* What you should do: Give the data below again exactly as written, without its pictures.

* Listed records:
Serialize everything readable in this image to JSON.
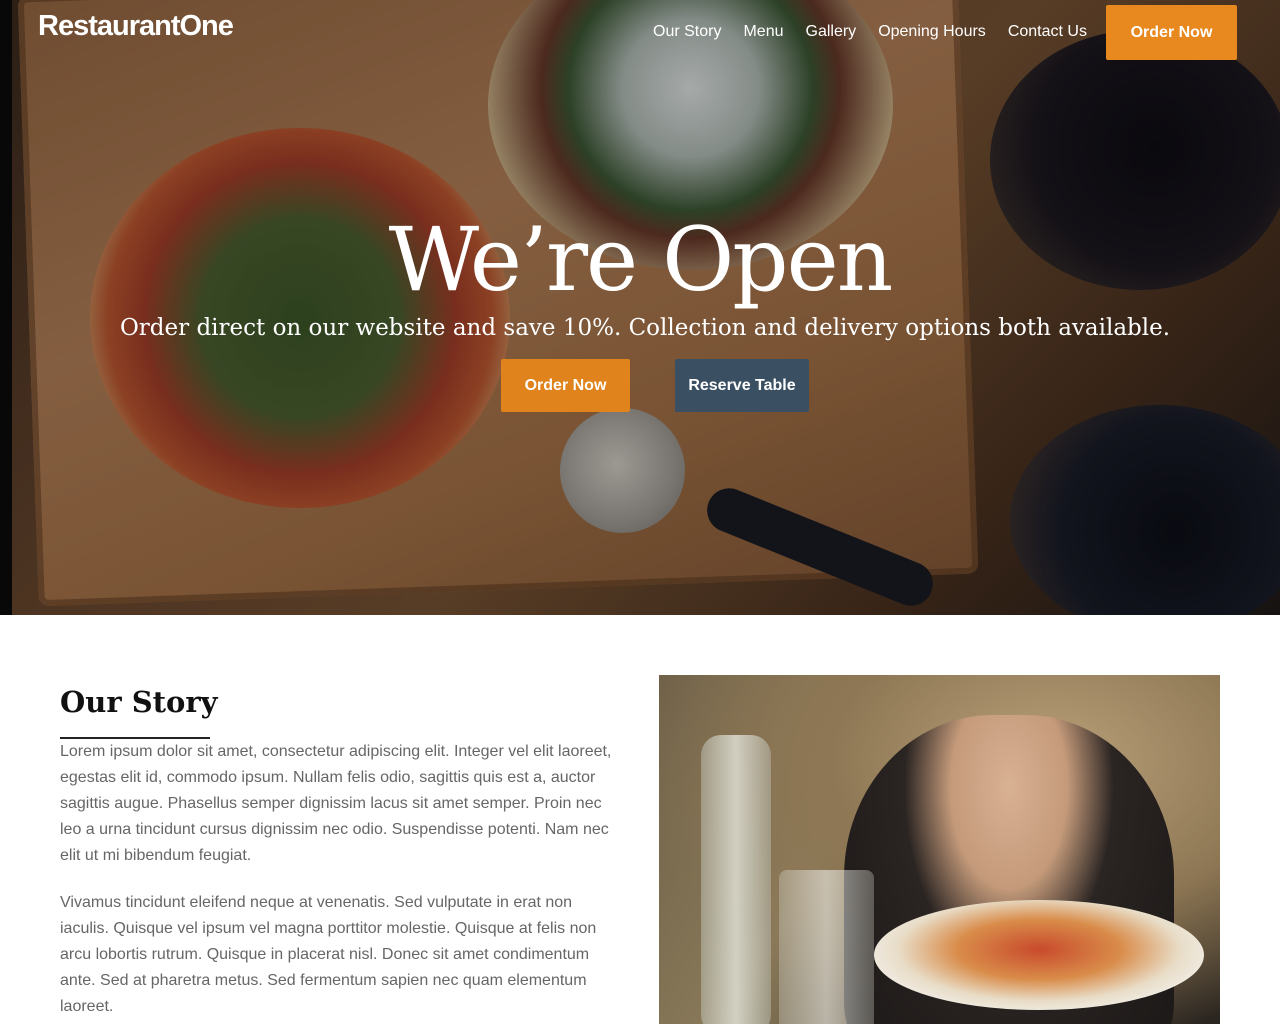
{
  "brand": "RestaurantOne",
  "nav": {
    "items": [
      "Our Story",
      "Menu",
      "Gallery",
      "Opening Hours",
      "Contact Us"
    ],
    "order_label": "Order Now"
  },
  "hero": {
    "title": "We’re Open",
    "subtitle": "Order direct on our website and save 10%. Collection and delivery options both available.",
    "order_button": "Order Now",
    "reserve_button": "Reserve Table"
  },
  "story": {
    "title": "Our Story",
    "paragraphs": [
      "Lorem ipsum dolor sit amet, consectetur adipiscing elit. Integer vel elit laoreet, egestas elit id, commodo ipsum. Nullam felis odio, sagittis quis est a, auctor sagittis augue. Phasellus semper dignissim lacus sit amet semper. Proin nec leo a urna tincidunt cursus dignissim nec odio. Suspendisse potenti. Nam nec elit ut mi bibendum feugiat.",
      "Vivamus tincidunt eleifend neque at venenatis. Sed vulputate in erat non iaculis. Quisque vel ipsum vel magna porttitor molestie. Quisque at felis non arcu lobortis rutrum. Quisque in placerat nisl. Donec sit amet condimentum ante. Sed at pharetra metus. Sed fermentum sapien nec quam elementum laoreet."
    ]
  },
  "colors": {
    "accent": "#e8891f",
    "secondary": "#3b4f63"
  }
}
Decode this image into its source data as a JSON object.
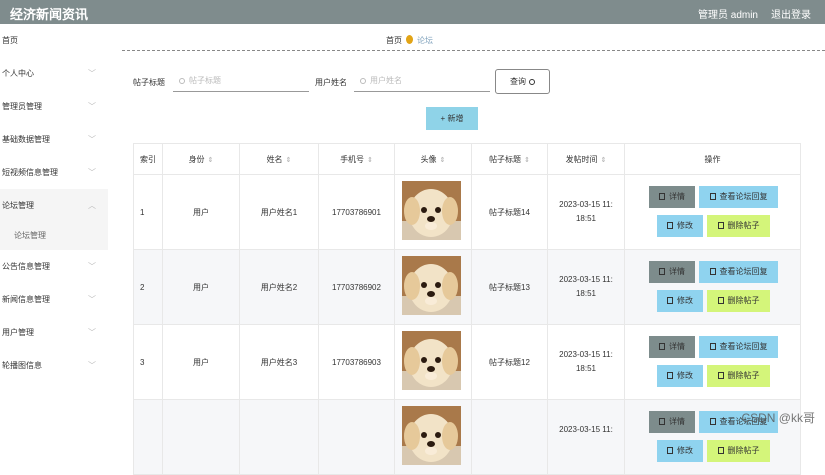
{
  "app": {
    "title": "经济新闻资讯",
    "admin_label": "管理员 admin",
    "logout_label": "退出登录"
  },
  "sidebar": {
    "items": [
      {
        "label": "首页",
        "has_chevron": false
      },
      {
        "label": "个人中心",
        "has_chevron": true
      },
      {
        "label": "管理员管理",
        "has_chevron": true
      },
      {
        "label": "基础数据管理",
        "has_chevron": true
      },
      {
        "label": "短视频信息管理",
        "has_chevron": true
      },
      {
        "label": "论坛管理",
        "has_chevron": true,
        "open": true
      },
      {
        "label": "公告信息管理",
        "has_chevron": true
      },
      {
        "label": "新闻信息管理",
        "has_chevron": true
      },
      {
        "label": "用户管理",
        "has_chevron": true
      },
      {
        "label": "轮播图信息",
        "has_chevron": true
      }
    ],
    "sub_item": "论坛管理"
  },
  "breadcrumb": {
    "home": "首页",
    "current": "论坛"
  },
  "search": {
    "title_label": "帖子标题",
    "title_placeholder": "帖子标题",
    "user_label": "用户姓名",
    "user_placeholder": "用户姓名",
    "search_button": "查询",
    "add_button": "+ 新增"
  },
  "table": {
    "headers": [
      "索引",
      "身份",
      "姓名",
      "手机号",
      "头像",
      "帖子标题",
      "发帖时间",
      "操作"
    ],
    "rows": [
      {
        "index": "1",
        "role": "用户",
        "name": "用户姓名1",
        "phone": "17703786901",
        "post_title": "帖子标题14",
        "time_line1": "2023-03-15 11:",
        "time_line2": "18:51"
      },
      {
        "index": "2",
        "role": "用户",
        "name": "用户姓名2",
        "phone": "17703786902",
        "post_title": "帖子标题13",
        "time_line1": "2023-03-15 11:",
        "time_line2": "18:51"
      },
      {
        "index": "3",
        "role": "用户",
        "name": "用户姓名3",
        "phone": "17703786903",
        "post_title": "帖子标题12",
        "time_line1": "2023-03-15 11:",
        "time_line2": "18:51"
      },
      {
        "index": "",
        "role": "",
        "name": "",
        "phone": "",
        "post_title": "",
        "time_line1": "2023-03-15 11:",
        "time_line2": ""
      }
    ],
    "actions": {
      "detail": "详情",
      "view_replies": "查看论坛回复",
      "edit": "修改",
      "delete": "删除帖子"
    }
  },
  "watermark": "CSDN @kk哥",
  "colors": {
    "topbar": "#7f8c8d",
    "accent_blue": "#8fd3ef",
    "accent_green": "#d4f57a",
    "detail_gray": "#7d8c8c"
  }
}
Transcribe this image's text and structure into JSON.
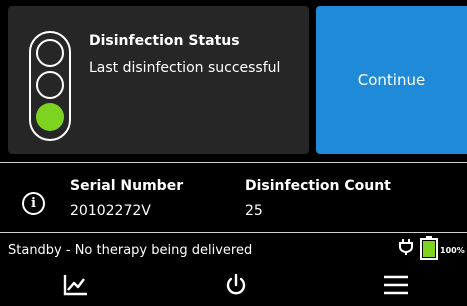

* Full answer:
Serialize everything readable in this image to JSON.
{
  "brand": "RestaurantOne",
  "nav": {
    "items": [
      "Our Story",
      "Menu",
      "Gallery",
      "Opening Hours",
      "Contact Us"
    ],
    "order_label": "Order Now"
  },
  "hero": {
    "title": "We’re Open",
    "subtitle": "Order direct on our website and save 10%. Collection and delivery options both available.",
    "order_button": "Order Now",
    "reserve_button": "Reserve Table"
  },
  "story": {
    "title": "Our Story",
    "paragraphs": [
      "Lorem ipsum dolor sit amet, consectetur adipiscing elit. Integer vel elit laoreet, egestas elit id, commodo ipsum. Nullam felis odio, sagittis quis est a, auctor sagittis augue. Phasellus semper dignissim lacus sit amet semper. Proin nec leo a urna tincidunt cursus dignissim nec odio. Suspendisse potenti. Nam nec elit ut mi bibendum feugiat.",
      "Vivamus tincidunt eleifend neque at venenatis. Sed vulputate in erat non iaculis. Quisque vel ipsum vel magna porttitor molestie. Quisque at felis non arcu lobortis rutrum. Quisque in placerat nisl. Donec sit amet condimentum ante. Sed at pharetra metus. Sed fermentum sapien nec quam elementum laoreet."
    ]
  },
  "colors": {
    "accent": "#e8891f",
    "secondary": "#3b4f63"
  }
}
Decode this image into its source data as a JSON object.
{
  "app": {
    "title": "经济新闻资讯",
    "admin_label": "管理员 admin",
    "logout_label": "退出登录"
  },
  "sidebar": {
    "items": [
      {
        "label": "首页",
        "has_chevron": false
      },
      {
        "label": "个人中心",
        "has_chevron": true
      },
      {
        "label": "管理员管理",
        "has_chevron": true
      },
      {
        "label": "基础数据管理",
        "has_chevron": true
      },
      {
        "label": "短视频信息管理",
        "has_chevron": true
      },
      {
        "label": "论坛管理",
        "has_chevron": true,
        "open": true
      },
      {
        "label": "公告信息管理",
        "has_chevron": true
      },
      {
        "label": "新闻信息管理",
        "has_chevron": true
      },
      {
        "label": "用户管理",
        "has_chevron": true
      },
      {
        "label": "轮播图信息",
        "has_chevron": true
      }
    ],
    "sub_item": "论坛管理"
  },
  "breadcrumb": {
    "home": "首页",
    "current": "论坛"
  },
  "search": {
    "title_label": "帖子标题",
    "title_placeholder": "帖子标题",
    "user_label": "用户姓名",
    "user_placeholder": "用户姓名",
    "search_button": "查询",
    "add_button": "+ 新增"
  },
  "table": {
    "headers": [
      "索引",
      "身份",
      "姓名",
      "手机号",
      "头像",
      "帖子标题",
      "发帖时间",
      "操作"
    ],
    "rows": [
      {
        "index": "1",
        "role": "用户",
        "name": "用户姓名1",
        "phone": "17703786901",
        "post_title": "帖子标题14",
        "time_line1": "2023-03-15 11:",
        "time_line2": "18:51"
      },
      {
        "index": "2",
        "role": "用户",
        "name": "用户姓名2",
        "phone": "17703786902",
        "post_title": "帖子标题13",
        "time_line1": "2023-03-15 11:",
        "time_line2": "18:51"
      },
      {
        "index": "3",
        "role": "用户",
        "name": "用户姓名3",
        "phone": "17703786903",
        "post_title": "帖子标题12",
        "time_line1": "2023-03-15 11:",
        "time_line2": "18:51"
      },
      {
        "index": "",
        "role": "",
        "name": "",
        "phone": "",
        "post_title": "",
        "time_line1": "2023-03-15 11:",
        "time_line2": ""
      }
    ],
    "actions": {
      "detail": "详情",
      "view_replies": "查看论坛回复",
      "edit": "修改",
      "delete": "删除帖子"
    }
  },
  "watermark": "CSDN @kk哥",
  "colors": {
    "topbar": "#7f8c8d",
    "accent_blue": "#8fd3ef",
    "accent_green": "#d4f57a",
    "detail_gray": "#7d8c8c"
  }
}
Transcribe this image's text and structure into JSON.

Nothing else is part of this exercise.